Supplied material
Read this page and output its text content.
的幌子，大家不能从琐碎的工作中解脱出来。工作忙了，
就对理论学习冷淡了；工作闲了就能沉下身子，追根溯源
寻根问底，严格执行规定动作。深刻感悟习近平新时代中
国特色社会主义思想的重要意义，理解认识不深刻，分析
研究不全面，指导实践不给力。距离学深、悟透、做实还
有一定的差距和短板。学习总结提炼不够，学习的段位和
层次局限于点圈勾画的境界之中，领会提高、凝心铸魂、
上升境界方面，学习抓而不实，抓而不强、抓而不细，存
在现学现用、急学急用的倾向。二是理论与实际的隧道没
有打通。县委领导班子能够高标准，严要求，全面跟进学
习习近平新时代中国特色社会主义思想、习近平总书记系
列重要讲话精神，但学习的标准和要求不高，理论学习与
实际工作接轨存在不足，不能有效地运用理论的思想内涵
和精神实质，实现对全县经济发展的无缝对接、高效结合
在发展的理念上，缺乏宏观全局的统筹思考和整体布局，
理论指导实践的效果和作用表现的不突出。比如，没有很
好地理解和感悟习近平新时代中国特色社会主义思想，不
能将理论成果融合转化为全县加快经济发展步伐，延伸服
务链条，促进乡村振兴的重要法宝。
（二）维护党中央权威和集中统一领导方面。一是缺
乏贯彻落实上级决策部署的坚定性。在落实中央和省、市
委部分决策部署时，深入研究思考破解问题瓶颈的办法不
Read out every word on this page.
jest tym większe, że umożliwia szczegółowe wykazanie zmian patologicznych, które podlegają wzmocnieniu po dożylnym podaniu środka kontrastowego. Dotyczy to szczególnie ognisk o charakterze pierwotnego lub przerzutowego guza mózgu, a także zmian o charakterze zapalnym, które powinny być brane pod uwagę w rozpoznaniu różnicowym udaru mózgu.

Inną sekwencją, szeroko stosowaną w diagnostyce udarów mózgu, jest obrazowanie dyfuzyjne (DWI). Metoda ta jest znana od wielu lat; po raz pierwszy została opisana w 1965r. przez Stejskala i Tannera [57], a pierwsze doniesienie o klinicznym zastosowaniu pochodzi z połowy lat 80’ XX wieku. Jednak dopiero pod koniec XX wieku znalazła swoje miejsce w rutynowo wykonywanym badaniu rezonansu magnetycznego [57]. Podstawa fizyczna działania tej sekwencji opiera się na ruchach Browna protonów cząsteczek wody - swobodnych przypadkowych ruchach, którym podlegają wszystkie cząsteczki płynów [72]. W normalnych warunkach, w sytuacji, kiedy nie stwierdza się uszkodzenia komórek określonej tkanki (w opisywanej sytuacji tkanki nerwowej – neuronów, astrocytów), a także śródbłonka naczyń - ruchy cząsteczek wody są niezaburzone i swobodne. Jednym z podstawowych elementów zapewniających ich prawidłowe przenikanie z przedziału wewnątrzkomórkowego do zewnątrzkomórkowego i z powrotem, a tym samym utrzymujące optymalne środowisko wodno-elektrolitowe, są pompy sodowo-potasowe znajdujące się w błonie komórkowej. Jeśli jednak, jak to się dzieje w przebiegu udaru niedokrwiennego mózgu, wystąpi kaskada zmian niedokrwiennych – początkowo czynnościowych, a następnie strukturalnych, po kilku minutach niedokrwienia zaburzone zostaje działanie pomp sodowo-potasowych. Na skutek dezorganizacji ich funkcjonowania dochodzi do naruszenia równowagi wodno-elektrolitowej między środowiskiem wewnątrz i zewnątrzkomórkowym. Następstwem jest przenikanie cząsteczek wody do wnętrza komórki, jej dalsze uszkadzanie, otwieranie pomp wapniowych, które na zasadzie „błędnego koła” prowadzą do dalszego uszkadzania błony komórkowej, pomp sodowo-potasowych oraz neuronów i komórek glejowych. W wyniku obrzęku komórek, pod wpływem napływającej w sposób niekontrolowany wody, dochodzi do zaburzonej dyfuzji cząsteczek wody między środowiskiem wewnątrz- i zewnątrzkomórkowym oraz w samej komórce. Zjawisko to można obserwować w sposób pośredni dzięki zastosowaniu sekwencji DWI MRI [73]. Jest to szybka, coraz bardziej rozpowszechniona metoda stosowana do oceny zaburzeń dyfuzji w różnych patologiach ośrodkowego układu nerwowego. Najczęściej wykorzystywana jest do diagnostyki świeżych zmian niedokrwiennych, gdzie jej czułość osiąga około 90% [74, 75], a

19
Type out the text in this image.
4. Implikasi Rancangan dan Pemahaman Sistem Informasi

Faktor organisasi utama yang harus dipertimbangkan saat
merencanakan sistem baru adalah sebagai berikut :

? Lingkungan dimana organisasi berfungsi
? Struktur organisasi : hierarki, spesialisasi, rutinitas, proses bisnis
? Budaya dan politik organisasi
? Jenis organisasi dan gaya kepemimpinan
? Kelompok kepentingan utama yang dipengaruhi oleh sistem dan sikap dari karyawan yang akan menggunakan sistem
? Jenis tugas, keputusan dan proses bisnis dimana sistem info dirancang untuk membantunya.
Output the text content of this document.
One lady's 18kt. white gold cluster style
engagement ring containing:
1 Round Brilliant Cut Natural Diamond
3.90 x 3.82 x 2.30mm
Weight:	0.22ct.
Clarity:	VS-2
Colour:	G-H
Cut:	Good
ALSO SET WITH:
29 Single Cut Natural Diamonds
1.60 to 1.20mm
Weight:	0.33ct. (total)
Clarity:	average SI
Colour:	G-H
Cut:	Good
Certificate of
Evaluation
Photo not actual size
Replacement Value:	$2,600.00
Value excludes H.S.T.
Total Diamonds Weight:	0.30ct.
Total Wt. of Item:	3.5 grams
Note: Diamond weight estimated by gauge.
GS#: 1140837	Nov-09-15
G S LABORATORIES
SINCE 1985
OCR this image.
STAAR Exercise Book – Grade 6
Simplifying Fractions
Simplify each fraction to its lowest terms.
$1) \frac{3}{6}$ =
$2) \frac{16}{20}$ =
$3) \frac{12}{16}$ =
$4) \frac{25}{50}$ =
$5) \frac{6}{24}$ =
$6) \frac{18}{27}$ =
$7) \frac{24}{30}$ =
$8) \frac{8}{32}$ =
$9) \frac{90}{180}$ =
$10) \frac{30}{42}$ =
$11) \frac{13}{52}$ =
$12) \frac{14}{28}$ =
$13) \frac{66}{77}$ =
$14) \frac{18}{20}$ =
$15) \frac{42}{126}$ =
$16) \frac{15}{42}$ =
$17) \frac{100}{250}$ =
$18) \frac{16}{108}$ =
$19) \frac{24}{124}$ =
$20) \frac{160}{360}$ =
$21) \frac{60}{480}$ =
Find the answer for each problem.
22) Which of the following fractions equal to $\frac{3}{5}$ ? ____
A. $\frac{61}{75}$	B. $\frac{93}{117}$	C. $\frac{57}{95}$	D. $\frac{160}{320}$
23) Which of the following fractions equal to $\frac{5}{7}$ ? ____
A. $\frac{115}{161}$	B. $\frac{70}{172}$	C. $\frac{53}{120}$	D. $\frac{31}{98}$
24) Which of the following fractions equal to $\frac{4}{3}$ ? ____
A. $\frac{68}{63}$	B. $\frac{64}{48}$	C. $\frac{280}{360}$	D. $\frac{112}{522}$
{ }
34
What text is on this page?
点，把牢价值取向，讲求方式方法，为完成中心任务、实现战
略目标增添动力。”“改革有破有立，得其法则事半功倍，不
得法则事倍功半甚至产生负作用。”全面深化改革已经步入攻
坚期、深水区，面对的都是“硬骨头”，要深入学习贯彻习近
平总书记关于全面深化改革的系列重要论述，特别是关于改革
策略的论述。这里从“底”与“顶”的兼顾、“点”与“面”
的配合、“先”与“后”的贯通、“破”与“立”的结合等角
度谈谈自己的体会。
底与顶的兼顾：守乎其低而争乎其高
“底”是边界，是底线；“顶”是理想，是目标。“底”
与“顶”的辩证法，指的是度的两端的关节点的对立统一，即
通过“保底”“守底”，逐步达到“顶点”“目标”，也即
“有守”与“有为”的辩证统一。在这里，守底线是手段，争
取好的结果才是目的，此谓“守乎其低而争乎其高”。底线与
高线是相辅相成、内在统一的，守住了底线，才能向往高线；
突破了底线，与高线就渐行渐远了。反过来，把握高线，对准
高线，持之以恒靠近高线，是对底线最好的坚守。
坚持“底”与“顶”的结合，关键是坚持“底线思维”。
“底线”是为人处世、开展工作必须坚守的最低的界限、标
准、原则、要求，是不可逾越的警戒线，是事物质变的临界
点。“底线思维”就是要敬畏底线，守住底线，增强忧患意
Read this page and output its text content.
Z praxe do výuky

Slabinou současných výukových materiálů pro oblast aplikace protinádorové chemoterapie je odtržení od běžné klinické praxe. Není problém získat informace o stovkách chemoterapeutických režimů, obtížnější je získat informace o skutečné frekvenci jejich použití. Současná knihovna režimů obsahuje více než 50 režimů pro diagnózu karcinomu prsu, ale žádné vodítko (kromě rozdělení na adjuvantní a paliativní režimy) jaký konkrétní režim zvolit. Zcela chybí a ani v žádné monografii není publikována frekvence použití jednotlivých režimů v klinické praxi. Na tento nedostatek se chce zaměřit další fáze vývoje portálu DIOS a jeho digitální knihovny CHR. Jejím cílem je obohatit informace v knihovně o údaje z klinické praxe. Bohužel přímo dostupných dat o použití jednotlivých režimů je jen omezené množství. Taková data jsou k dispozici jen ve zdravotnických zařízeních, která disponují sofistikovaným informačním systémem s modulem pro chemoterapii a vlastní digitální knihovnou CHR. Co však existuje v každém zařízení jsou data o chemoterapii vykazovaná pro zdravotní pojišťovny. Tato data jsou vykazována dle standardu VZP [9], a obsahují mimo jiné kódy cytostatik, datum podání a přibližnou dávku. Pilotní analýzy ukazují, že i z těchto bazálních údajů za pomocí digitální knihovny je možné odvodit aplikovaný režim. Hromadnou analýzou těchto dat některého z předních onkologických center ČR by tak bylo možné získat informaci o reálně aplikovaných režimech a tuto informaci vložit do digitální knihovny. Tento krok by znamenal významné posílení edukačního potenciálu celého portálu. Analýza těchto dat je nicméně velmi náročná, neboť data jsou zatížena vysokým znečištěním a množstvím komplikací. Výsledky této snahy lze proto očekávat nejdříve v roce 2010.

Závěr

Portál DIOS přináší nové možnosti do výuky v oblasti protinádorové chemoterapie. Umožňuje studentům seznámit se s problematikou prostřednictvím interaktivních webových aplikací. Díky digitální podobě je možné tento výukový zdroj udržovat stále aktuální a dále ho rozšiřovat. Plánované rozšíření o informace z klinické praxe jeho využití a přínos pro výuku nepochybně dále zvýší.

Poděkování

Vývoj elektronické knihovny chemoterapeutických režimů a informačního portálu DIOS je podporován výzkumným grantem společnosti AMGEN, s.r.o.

Task objective
Note how many lines of the material contain the string "text". Then report that number by itself.

Finished answer
5